▸ **STATED TASK**:
Return each line of the records holding the string "被拖垮了".

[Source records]
════════

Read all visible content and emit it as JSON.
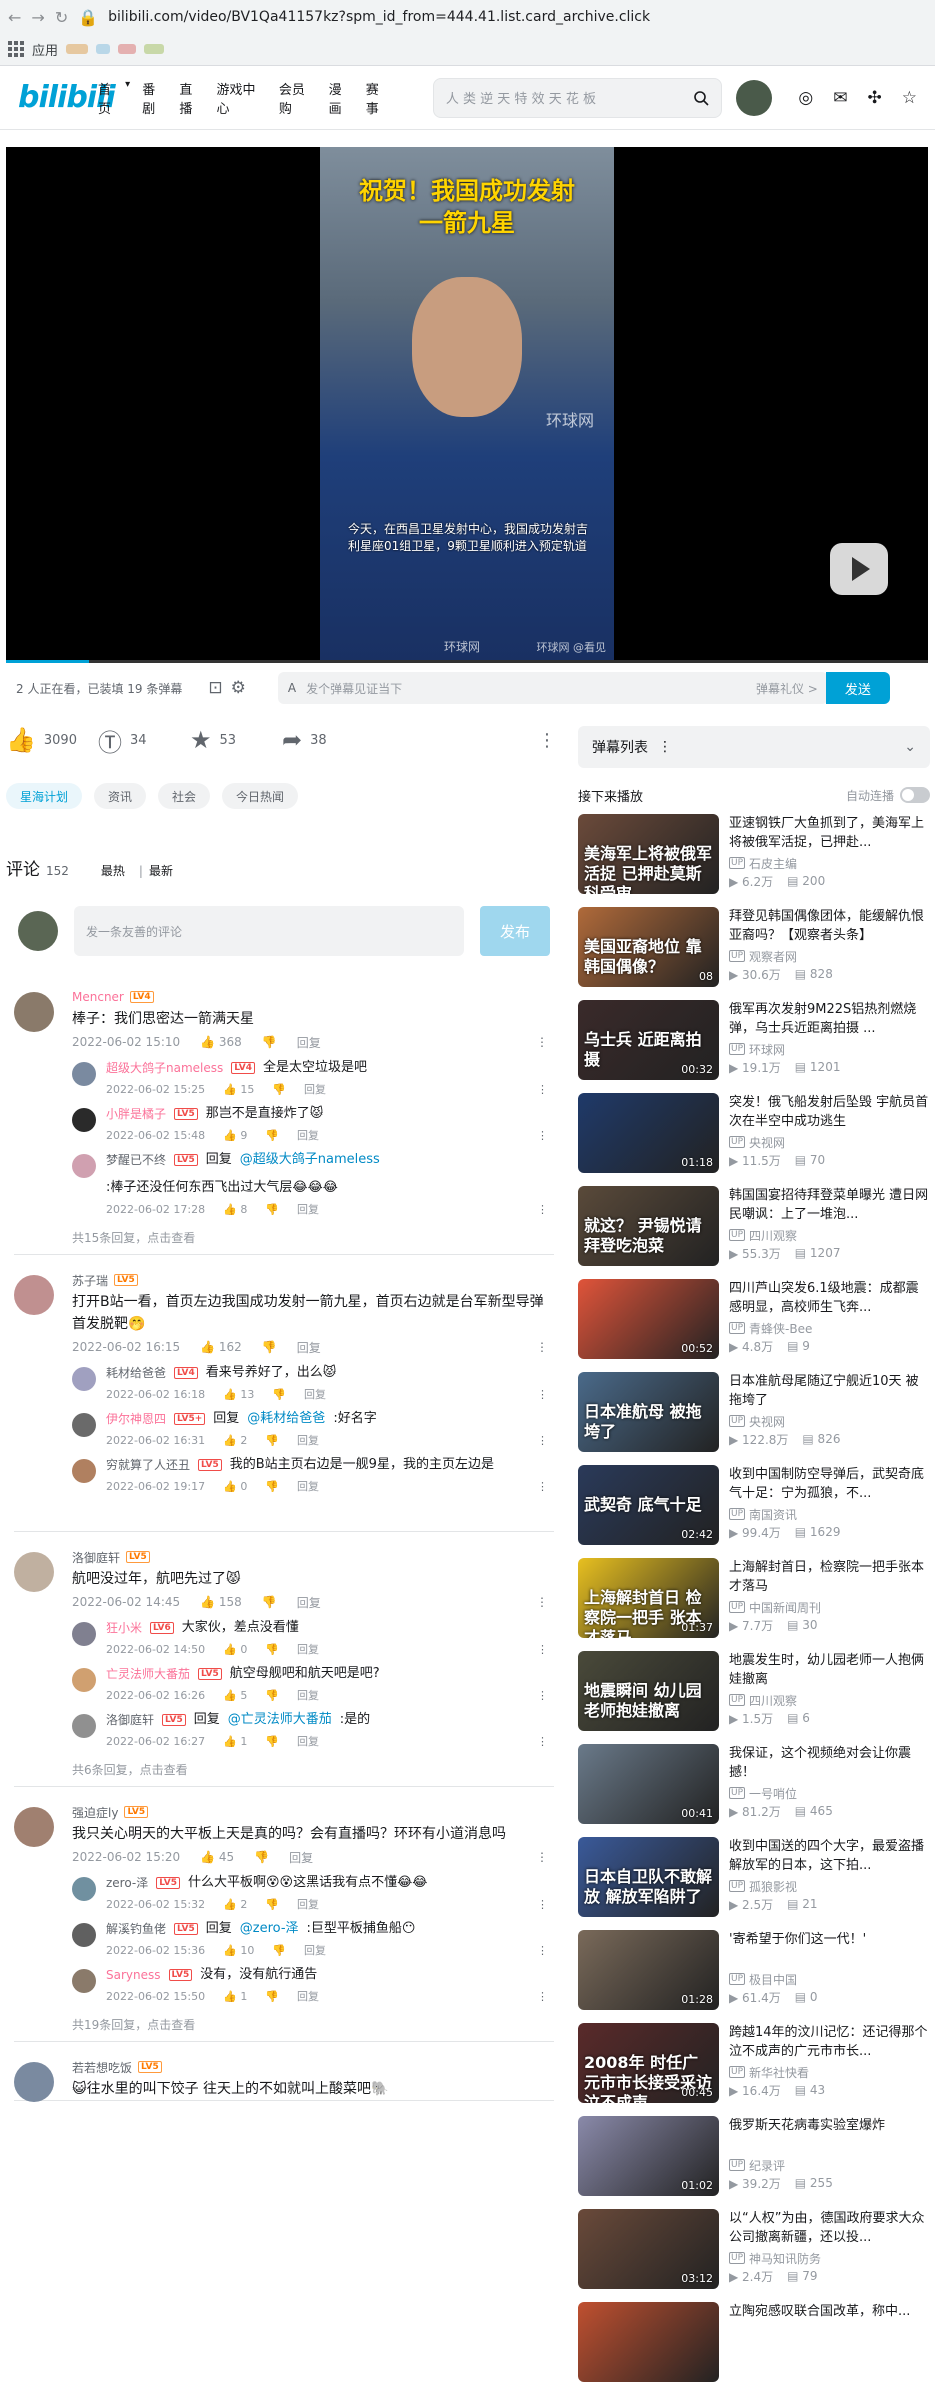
{
  "browser": {
    "url": "bilibili.com/video/BV1Qa41157kz?spm_id_from=444.41.list.card_archive.click",
    "apps_label": "应用"
  },
  "header": {
    "logo": "bilibili",
    "nav": [
      "首页",
      "番剧",
      "直播",
      "游戏中心",
      "会员购",
      "漫画",
      "赛事"
    ],
    "search_placeholder": "人 类 逆 天 特 效 天 花 板"
  },
  "video": {
    "overlay_title_1": "祝贺！我国成功发射",
    "overlay_title_2": "一箭九星",
    "subtitle": "今天，在西昌卫星发射中心，我国成功发射吉利星座01组卫星，9颗卫星顺利进入预定轨道",
    "watermark": "环球网",
    "watermark2": "环球网",
    "watermark3": "环球网 @看见"
  },
  "danmaku": {
    "status": "2 人正在看，已装填 19 条弹幕",
    "placeholder": "发个弹幕见证当下",
    "etiquette": "弹幕礼仪 >",
    "send": "发送"
  },
  "toolbar": {
    "like": "3090",
    "coin": "34",
    "fav": "53",
    "share": "38"
  },
  "tags": [
    "星海计划",
    "资讯",
    "社会",
    "今日热闻"
  ],
  "comments_head": {
    "title": "评论",
    "count": "152",
    "sort_hot": "最热",
    "sort_new": "最新",
    "input_placeholder": "发一条友善的评论",
    "post_button": "发布"
  },
  "comments": [
    {
      "user": "Mencner",
      "level": "LV4",
      "pink": true,
      "text": "棒子：我们思密达一箭满天星",
      "time": "2022-06-02 15:10",
      "likes": "368",
      "reply_label": "回复",
      "replies": [
        {
          "user": "超级大鸽子nameless",
          "level": "LV4",
          "text": "全是太空垃圾是吧",
          "time": "2022-06-02 15:25",
          "likes": "15",
          "pink": true
        },
        {
          "user": "小胖是橘子",
          "level": "LV5",
          "text": "那岂不是直接炸了😾",
          "time": "2022-06-02 15:48",
          "likes": "9",
          "pink": true
        },
        {
          "user": "梦醒已不终",
          "level": "LV5",
          "prefix": "回复",
          "at": "@超级大鸽子nameless",
          "text": ":棒子还没任何东西飞出过大气层😂😂😂",
          "time": "2022-06-02 17:28",
          "likes": "8",
          "pink": false
        }
      ],
      "more": "共15条回复，点击查看"
    },
    {
      "user": "苏子瑞",
      "level": "LV5",
      "pink": false,
      "text": "打开B站一看，首页左边我国成功发射一箭九星，首页右边就是台军新型导弹首发脱靶🤭",
      "time": "2022-06-02 16:15",
      "likes": "162",
      "reply_label": "回复",
      "replies": [
        {
          "user": "耗材给爸爸",
          "level": "LV4",
          "text": "看来号养好了，出么😾",
          "time": "2022-06-02 16:18",
          "likes": "13",
          "pink": false
        },
        {
          "user": "伊尔神恩四",
          "level": "LV5+",
          "prefix": "回复",
          "at": "@耗材给爸爸",
          "text": ":好名字",
          "time": "2022-06-02 16:31",
          "likes": "2",
          "pink": true
        },
        {
          "user": "穷就算了人还丑",
          "level": "LV5",
          "text": "我的B站主页右边是一舰9星，我的主页左边是",
          "time": "2022-06-02 19:17",
          "likes": "0",
          "pink": false
        }
      ],
      "more": ""
    },
    {
      "user": "洛御庭轩",
      "level": "LV5",
      "pink": false,
      "text": "航吧没过年，航吧先过了😾",
      "time": "2022-06-02 14:45",
      "likes": "158",
      "reply_label": "回复",
      "replies": [
        {
          "user": "狂小米",
          "level": "LV6",
          "text": "大家伙，差点没看懂",
          "time": "2022-06-02 14:50",
          "likes": "0",
          "pink": true
        },
        {
          "user": "亡灵法师大番茄",
          "level": "LV5",
          "text": "航空母舰吧和航天吧是吧?",
          "time": "2022-06-02 16:26",
          "likes": "5",
          "pink": true
        },
        {
          "user": "洛御庭轩",
          "level": "LV5",
          "prefix": "回复",
          "at": "@亡灵法师大番茄",
          "text": ":是的",
          "time": "2022-06-02 16:27",
          "likes": "1",
          "pink": false
        }
      ],
      "more": "共6条回复，点击查看"
    },
    {
      "user": "强迫症ly",
      "level": "LV5",
      "pink": false,
      "text": "我只关心明天的大平板上天是真的吗？会有直播吗？环环有小道消息吗",
      "time": "2022-06-02 15:20",
      "likes": "45",
      "reply_label": "回复",
      "replies": [
        {
          "user": "zero-泽",
          "level": "LV5",
          "text": "什么大平板啊😵😵这黑话我有点不懂😂😂",
          "time": "2022-06-02 15:32",
          "likes": "2",
          "pink": false
        },
        {
          "user": "解溪钓鱼佬",
          "level": "LV5",
          "prefix": "回复",
          "at": "@zero-泽",
          "text": ":巨型平板捕鱼船😶",
          "time": "2022-06-02 15:36",
          "likes": "10",
          "pink": false
        },
        {
          "user": "Saryness",
          "level": "LV5",
          "text": "没有，没有航行通告",
          "time": "2022-06-02 15:50",
          "likes": "1",
          "pink": true
        }
      ],
      "more": "共19条回复，点击查看"
    },
    {
      "user": "若若想吃饭",
      "level": "LV5",
      "pink": false,
      "text": "😺往水里的叫下饺子 往天上的不如就叫上酸菜吧🐘",
      "time": "",
      "likes": "",
      "reply_label": "",
      "replies": [],
      "more": ""
    }
  ],
  "right": {
    "danmaku_list": "弹幕列表",
    "next_up": "接下来播放",
    "autoplay": "自动连播",
    "recs": [
      {
        "title": "亚速钢铁厂大鱼抓到了，美海军上将被俄军活捉，已押赴...",
        "up": "石皮主编",
        "views": "6.2万",
        "dm": "200",
        "thumb_text": "美海军上将被俄军活捉 已押赴莫斯科受审",
        "dur": "",
        "color": "#6b4a3a"
      },
      {
        "title": "拜登见韩国偶像团体，能缓解仇恨亚裔吗？【观察者头条】",
        "up": "观察者网",
        "views": "30.6万",
        "dm": "828",
        "thumb_text": "美国亚裔地位 靠韩国偶像？",
        "dur": "08",
        "color": "#b06a3a"
      },
      {
        "title": "俄军再次发射9M22S铝热剂燃烧弹，乌士兵近距离拍摄 ...",
        "up": "环球网",
        "views": "19.1万",
        "dm": "1201",
        "thumb_text": "乌士兵 近距离拍摄",
        "dur": "00:32",
        "color": "#3a2a2a"
      },
      {
        "title": "突发！俄飞船发射后坠毁 宇航员首次在半空中成功逃生",
        "up": "央视网",
        "views": "11.5万",
        "dm": "70",
        "thumb_text": "",
        "dur": "01:18",
        "color": "#1f3a6a"
      },
      {
        "title": "韩国国宴招待拜登菜单曝光 遭日网民嘲讽：上了一堆泡...",
        "up": "四川观察",
        "views": "55.3万",
        "dm": "1207",
        "thumb_text": "就这？ 尹锡悦请拜登吃泡菜",
        "dur": "",
        "color": "#5a4a3a"
      },
      {
        "title": "四川芦山突发6.1级地震：成都震感明显，高校师生飞奔...",
        "up": "青蜂侠-Bee",
        "views": "4.8万",
        "dm": "9",
        "thumb_text": "",
        "dur": "00:52",
        "color": "#e0543a"
      },
      {
        "title": "日本准航母尾随辽宁舰近10天 被拖垮了",
        "up": "央视网",
        "views": "122.8万",
        "dm": "826",
        "thumb_text": "日本准航母 被拖垮了",
        "dur": "",
        "color": "#4a6a8a"
      },
      {
        "title": "收到中国制防空导弹后，武契奇底气十足：宁为孤狼，不...",
        "up": "南国资讯",
        "views": "99.4万",
        "dm": "1629",
        "thumb_text": "武契奇 底气十足",
        "dur": "02:42",
        "color": "#2a3a5a"
      },
      {
        "title": "上海解封首日，检察院一把手张本才落马",
        "up": "中国新闻周刊",
        "views": "7.7万",
        "dm": "30",
        "thumb_text": "上海解封首日 检察院一把手 张本才落马",
        "dur": "01:37",
        "color": "#e8c020"
      },
      {
        "title": "地震发生时，幼儿园老师一人抱俩娃撤离",
        "up": "四川观察",
        "views": "1.5万",
        "dm": "6",
        "thumb_text": "地震瞬间 幼儿园老师抱娃撤离",
        "dur": "",
        "color": "#4a4a3a"
      },
      {
        "title": "我保证，这个视频绝对会让你震撼！",
        "up": "一号哨位",
        "views": "81.2万",
        "dm": "465",
        "thumb_text": "",
        "dur": "00:41",
        "color": "#6a7a8a"
      },
      {
        "title": "收到中国送的四个大字，最爱盗播解放军的日本，这下拍...",
        "up": "孤狼影视",
        "views": "2.5万",
        "dm": "21",
        "thumb_text": "日本自卫队不敢解放 解放军陷阱了",
        "dur": "",
        "color": "#3a5a9a"
      },
      {
        "title": "'寄希望于你们这一代！'",
        "up": "极目中国",
        "views": "61.4万",
        "dm": "0",
        "thumb_text": "",
        "dur": "01:28",
        "color": "#7a6a5a"
      },
      {
        "title": "跨越14年的汶川记忆：还记得那个泣不成声的广元市市长...",
        "up": "新华社快看",
        "views": "16.4万",
        "dm": "43",
        "thumb_text": "2008年 时任广元市市长接受采访 泣不成声",
        "dur": "00:45",
        "color": "#5a2a2a"
      },
      {
        "title": "俄罗斯天花病毒实验室爆炸",
        "up": "纪录评",
        "views": "39.2万",
        "dm": "255",
        "thumb_text": "",
        "dur": "01:02",
        "color": "#8a8aaa"
      },
      {
        "title": "以“人权”为由，德国政府要求大众公司撤离新疆，还以投...",
        "up": "神马知讯防务",
        "views": "2.4万",
        "dm": "79",
        "thumb_text": "",
        "dur": "03:12",
        "color": "#6a4a3a"
      },
      {
        "title": "立陶宛感叹联合国改革，称中...",
        "up": "",
        "views": "",
        "dm": "",
        "thumb_text": "",
        "dur": "",
        "color": "#c05030"
      }
    ]
  }
}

════════

▸ **FULL SOLUTION**:
        "title": "日本准航母尾随辽宁舰近10天 被拖垮了",
        "thumb_text": "日本准航母 被拖垮了",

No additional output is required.